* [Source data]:
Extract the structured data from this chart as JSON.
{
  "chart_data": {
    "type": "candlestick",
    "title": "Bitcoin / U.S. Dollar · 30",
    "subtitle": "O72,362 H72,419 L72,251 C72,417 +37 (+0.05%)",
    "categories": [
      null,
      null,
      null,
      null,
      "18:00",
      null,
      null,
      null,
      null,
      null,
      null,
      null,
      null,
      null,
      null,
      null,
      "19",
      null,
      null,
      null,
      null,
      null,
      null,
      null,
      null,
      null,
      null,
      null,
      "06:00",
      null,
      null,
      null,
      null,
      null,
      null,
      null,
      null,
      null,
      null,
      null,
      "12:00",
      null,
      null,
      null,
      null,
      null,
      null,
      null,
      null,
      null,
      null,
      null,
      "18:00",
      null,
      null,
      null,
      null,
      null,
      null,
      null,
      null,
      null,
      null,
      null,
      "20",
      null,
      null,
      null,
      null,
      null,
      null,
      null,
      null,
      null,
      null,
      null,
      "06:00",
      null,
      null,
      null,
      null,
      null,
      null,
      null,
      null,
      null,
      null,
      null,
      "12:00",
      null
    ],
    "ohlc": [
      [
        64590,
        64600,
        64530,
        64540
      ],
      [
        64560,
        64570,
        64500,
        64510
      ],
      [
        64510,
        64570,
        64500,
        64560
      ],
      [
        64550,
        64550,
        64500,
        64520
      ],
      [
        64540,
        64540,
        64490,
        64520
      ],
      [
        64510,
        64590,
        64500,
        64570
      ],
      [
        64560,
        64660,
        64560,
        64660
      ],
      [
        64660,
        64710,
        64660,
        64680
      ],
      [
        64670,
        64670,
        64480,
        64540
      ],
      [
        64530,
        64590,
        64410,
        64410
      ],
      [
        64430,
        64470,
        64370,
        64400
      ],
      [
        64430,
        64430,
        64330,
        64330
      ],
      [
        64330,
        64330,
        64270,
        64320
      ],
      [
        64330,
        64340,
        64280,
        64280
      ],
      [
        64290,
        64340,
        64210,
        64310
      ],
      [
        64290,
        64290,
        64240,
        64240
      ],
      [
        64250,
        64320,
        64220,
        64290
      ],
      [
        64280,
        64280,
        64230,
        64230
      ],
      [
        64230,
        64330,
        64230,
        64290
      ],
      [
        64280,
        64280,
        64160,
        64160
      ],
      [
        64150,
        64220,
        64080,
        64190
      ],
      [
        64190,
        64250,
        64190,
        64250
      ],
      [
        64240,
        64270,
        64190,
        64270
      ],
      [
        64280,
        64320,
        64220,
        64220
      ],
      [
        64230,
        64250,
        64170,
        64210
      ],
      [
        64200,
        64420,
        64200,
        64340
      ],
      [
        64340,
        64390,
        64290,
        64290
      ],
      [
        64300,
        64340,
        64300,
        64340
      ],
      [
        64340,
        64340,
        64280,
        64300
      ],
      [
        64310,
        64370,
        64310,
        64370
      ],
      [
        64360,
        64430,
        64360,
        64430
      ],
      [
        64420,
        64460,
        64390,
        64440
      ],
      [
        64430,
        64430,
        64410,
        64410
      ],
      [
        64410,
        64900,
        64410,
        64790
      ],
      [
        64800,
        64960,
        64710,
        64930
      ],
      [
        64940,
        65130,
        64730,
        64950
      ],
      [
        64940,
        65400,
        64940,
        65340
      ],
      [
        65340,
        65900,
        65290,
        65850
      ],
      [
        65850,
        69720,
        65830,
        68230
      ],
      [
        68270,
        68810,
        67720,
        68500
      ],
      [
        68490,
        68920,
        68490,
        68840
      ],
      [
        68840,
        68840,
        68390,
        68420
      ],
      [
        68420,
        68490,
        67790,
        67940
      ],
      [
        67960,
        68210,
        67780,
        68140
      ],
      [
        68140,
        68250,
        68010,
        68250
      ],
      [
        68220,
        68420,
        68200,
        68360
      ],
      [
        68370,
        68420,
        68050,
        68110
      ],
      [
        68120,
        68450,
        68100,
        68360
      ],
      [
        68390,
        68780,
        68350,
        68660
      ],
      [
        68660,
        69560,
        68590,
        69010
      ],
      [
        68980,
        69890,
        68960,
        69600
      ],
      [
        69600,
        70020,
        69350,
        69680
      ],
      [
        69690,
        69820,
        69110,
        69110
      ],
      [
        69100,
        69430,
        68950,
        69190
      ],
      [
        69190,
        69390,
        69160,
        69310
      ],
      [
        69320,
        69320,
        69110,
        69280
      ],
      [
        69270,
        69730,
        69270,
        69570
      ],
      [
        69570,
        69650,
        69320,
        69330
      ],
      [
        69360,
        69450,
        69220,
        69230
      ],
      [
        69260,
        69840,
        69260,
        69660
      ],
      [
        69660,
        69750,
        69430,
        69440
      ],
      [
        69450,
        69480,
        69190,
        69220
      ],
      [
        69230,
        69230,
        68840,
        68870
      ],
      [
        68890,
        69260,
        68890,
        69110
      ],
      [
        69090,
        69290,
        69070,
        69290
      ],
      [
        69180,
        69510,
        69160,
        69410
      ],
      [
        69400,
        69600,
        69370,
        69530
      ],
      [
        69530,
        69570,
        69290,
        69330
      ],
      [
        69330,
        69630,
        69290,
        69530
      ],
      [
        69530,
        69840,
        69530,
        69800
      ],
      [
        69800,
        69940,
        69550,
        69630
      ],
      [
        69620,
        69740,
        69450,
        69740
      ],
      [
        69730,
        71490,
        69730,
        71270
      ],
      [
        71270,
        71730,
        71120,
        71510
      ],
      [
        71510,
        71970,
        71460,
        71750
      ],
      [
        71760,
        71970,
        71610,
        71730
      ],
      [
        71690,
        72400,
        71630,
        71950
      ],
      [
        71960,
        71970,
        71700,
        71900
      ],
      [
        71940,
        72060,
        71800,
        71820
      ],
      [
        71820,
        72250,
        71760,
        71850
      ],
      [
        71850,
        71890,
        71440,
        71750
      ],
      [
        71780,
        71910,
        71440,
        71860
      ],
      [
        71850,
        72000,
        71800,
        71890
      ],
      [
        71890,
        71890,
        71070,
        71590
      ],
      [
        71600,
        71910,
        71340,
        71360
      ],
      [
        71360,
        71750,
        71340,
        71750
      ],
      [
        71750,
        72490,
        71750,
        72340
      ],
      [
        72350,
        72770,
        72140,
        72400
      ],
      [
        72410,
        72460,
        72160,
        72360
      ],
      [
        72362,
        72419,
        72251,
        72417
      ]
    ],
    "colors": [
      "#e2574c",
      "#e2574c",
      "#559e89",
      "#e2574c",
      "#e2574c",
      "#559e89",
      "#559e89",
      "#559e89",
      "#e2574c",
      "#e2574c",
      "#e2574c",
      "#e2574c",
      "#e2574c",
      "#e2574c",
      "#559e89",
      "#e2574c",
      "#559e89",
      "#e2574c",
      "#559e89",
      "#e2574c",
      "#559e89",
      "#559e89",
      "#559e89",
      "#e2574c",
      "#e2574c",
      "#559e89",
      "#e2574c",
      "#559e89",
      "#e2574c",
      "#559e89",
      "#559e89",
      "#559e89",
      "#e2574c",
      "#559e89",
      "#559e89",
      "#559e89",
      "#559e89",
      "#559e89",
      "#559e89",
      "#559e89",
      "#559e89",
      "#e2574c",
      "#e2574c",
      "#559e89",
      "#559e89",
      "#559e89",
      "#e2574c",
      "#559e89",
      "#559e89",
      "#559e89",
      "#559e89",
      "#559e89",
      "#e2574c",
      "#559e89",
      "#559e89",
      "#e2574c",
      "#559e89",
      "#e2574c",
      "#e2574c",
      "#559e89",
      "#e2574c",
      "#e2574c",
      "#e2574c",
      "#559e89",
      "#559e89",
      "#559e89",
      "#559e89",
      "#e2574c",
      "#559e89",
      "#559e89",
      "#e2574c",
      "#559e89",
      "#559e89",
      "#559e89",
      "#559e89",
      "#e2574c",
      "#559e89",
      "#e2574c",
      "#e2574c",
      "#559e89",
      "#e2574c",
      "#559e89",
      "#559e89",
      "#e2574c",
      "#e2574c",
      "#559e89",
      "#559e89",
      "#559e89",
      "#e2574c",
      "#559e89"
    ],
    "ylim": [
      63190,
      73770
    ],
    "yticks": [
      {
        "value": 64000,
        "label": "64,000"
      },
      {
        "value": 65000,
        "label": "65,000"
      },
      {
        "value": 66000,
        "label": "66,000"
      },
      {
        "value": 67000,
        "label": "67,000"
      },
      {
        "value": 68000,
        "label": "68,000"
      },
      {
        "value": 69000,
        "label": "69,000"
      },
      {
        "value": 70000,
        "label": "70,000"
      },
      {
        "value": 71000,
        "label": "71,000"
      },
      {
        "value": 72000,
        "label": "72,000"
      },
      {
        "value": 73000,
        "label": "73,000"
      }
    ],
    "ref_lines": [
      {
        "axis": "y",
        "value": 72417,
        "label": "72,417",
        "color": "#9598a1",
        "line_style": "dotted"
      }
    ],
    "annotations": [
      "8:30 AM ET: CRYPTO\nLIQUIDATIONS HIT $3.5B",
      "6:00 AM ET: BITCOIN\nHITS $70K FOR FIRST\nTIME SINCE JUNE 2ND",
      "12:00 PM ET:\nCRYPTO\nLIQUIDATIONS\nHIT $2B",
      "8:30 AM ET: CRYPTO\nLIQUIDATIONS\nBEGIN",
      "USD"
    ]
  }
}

* [THE REQUEST]:
Scan the records above for the string "label", then report every line that contains it.

* [SOLUTION FOR THIS EXERCISE]:
        "label": "64,000"
        "label": "65,000"
        "label": "66,000"
        "label": "67,000"
        "label": "68,000"
        "label": "69,000"
        "label": "70,000"
        "label": "71,000"
        "label": "72,000"
        "label": "73,000"
        "label": "72,417",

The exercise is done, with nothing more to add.